_Stored items from a collection:_
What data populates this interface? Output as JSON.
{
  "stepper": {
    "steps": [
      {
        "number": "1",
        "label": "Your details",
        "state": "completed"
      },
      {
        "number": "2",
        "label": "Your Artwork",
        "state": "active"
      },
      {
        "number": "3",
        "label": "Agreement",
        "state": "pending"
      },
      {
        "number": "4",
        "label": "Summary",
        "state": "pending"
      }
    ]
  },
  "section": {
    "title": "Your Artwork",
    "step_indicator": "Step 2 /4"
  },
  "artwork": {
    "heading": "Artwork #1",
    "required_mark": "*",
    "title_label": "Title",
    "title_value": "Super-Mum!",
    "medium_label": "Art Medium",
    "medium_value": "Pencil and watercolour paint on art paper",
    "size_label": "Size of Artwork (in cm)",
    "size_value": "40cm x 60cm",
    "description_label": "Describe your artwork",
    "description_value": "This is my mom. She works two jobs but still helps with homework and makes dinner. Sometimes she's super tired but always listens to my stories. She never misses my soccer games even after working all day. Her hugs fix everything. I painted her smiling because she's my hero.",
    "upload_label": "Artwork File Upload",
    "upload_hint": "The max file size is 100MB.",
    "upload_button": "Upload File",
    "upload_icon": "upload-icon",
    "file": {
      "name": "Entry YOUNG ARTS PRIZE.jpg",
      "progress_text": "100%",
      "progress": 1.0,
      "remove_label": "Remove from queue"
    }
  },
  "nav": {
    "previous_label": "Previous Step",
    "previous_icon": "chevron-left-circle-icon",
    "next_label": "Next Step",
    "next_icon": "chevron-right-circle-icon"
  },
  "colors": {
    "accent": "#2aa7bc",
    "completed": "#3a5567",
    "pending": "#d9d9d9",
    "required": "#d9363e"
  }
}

_INSTRUCTION:_ Return every entry verbatim.

_COMPLETED EXERCISE:_
What data populates this interface? Output as JSON.
{
  "stepper": {
    "steps": [
      {
        "number": "1",
        "label": "Your details",
        "state": "completed"
      },
      {
        "number": "2",
        "label": "Your Artwork",
        "state": "active"
      },
      {
        "number": "3",
        "label": "Agreement",
        "state": "pending"
      },
      {
        "number": "4",
        "label": "Summary",
        "state": "pending"
      }
    ]
  },
  "section": {
    "title": "Your Artwork",
    "step_indicator": "Step 2 /4"
  },
  "artwork": {
    "heading": "Artwork #1",
    "required_mark": "*",
    "title_label": "Title",
    "title_value": "Super-Mum!",
    "medium_label": "Art Medium",
    "medium_value": "Pencil and watercolour paint on art paper",
    "size_label": "Size of Artwork (in cm)",
    "size_value": "40cm x 60cm",
    "description_label": "Describe your artwork",
    "description_value": "This is my mom. She works two jobs but still helps with homework and makes dinner. Sometimes she's super tired but always listens to my stories. She never misses my soccer games even after working all day. Her hugs fix everything. I painted her smiling because she's my hero.",
    "upload_label": "Artwork File Upload",
    "upload_hint": "The max file size is 100MB.",
    "upload_button": "Upload File",
    "upload_icon": "upload-icon",
    "file": {
      "name": "Entry YOUNG ARTS PRIZE.jpg",
      "progress_text": "100%",
      "progress": 1.0,
      "remove_label": "Remove from queue"
    }
  },
  "nav": {
    "previous_label": "Previous Step",
    "previous_icon": "chevron-left-circle-icon",
    "next_label": "Next Step",
    "next_icon": "chevron-right-circle-icon"
  },
  "colors": {
    "accent": "#2aa7bc",
    "completed": "#3a5567",
    "pending": "#d9d9d9",
    "required": "#d9363e"
  }
}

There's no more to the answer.